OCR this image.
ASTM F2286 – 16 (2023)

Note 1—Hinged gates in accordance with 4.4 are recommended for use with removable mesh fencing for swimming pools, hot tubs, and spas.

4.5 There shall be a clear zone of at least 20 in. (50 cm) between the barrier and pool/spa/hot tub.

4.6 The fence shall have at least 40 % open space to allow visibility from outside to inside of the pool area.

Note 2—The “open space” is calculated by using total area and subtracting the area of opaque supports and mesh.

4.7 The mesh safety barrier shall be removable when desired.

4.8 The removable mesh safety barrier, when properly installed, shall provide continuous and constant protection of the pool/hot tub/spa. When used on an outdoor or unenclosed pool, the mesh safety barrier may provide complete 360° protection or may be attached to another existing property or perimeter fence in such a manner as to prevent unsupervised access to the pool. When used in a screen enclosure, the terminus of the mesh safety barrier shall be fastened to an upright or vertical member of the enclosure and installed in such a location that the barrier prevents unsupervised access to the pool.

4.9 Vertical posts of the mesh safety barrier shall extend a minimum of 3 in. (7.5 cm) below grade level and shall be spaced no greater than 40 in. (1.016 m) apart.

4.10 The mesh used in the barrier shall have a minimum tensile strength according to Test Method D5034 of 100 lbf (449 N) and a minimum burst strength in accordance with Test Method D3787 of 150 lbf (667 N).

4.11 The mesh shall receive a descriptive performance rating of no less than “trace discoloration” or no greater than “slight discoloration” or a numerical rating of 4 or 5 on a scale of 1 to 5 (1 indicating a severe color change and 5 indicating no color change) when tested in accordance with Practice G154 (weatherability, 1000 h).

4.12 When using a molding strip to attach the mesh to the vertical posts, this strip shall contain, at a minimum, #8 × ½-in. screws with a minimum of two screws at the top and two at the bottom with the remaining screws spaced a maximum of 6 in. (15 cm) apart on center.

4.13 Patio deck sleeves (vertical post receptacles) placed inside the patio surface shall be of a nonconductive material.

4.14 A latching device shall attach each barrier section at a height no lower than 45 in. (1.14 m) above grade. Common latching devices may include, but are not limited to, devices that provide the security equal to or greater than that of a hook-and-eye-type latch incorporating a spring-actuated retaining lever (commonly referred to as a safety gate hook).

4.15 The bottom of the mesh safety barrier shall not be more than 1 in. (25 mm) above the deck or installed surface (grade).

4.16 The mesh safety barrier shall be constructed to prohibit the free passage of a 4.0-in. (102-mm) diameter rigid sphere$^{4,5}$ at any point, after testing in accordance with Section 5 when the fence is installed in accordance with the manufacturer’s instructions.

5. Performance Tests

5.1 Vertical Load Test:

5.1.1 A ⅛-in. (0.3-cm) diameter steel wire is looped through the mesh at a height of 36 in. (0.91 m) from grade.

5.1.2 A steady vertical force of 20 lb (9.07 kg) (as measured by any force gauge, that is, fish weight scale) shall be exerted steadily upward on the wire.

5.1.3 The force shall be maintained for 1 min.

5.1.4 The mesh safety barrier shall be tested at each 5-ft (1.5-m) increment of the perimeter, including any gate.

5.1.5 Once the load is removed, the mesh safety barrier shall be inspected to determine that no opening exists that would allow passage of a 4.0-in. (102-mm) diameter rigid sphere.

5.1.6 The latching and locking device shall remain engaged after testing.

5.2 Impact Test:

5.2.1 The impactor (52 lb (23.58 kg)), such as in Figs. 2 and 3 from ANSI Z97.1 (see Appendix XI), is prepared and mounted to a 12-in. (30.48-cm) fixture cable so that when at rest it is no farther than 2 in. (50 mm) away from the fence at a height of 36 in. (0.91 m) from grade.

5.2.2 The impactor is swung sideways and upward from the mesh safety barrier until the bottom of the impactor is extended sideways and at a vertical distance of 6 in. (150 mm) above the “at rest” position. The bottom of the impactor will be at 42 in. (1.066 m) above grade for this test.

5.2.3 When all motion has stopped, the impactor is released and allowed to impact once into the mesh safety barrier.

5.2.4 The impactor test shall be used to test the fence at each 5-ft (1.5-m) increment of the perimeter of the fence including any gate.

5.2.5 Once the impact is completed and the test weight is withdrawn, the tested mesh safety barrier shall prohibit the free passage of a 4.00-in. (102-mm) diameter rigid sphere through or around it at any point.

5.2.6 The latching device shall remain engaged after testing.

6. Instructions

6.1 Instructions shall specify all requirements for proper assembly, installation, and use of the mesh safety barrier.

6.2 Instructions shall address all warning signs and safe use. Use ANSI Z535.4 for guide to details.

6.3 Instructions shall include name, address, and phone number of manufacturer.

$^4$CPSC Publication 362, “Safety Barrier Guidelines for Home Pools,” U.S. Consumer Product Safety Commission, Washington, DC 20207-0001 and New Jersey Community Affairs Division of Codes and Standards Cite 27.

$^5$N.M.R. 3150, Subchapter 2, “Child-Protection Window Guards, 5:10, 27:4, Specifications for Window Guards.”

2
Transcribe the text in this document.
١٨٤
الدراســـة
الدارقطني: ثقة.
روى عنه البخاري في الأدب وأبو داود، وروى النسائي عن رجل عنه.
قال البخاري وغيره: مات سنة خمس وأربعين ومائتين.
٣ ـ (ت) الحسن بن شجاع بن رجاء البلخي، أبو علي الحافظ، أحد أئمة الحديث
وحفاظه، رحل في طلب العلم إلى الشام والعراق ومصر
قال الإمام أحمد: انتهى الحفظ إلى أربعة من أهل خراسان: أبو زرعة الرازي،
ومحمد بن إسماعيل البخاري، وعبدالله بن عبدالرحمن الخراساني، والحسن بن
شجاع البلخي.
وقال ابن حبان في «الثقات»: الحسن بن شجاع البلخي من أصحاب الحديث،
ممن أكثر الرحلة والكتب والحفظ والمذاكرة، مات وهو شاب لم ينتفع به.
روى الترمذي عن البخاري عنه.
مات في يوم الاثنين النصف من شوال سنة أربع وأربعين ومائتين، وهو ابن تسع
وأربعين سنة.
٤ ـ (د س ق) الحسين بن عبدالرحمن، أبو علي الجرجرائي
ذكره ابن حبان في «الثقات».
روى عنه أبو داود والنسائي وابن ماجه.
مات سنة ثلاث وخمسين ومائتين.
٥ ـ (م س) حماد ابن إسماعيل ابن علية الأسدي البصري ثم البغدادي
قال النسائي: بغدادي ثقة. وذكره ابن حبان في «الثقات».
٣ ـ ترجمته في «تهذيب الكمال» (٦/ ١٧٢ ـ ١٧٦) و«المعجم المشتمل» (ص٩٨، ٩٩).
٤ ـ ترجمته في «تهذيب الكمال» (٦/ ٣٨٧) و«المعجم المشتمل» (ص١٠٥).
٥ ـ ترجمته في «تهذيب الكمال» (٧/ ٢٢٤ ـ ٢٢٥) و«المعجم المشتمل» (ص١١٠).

= = = = = = =

▸ Instruction
Using the listing, collect all lines in which the string "Note" is found.

▸ Final result
Note 1—Hinged gates in accordance with 4.4 are recommended for use with removable mesh fencing for swimming pools, hot tubs, and spas.
Note 2—The “open space” is calculated by using total area and subtracting the area of opaque supports and mesh.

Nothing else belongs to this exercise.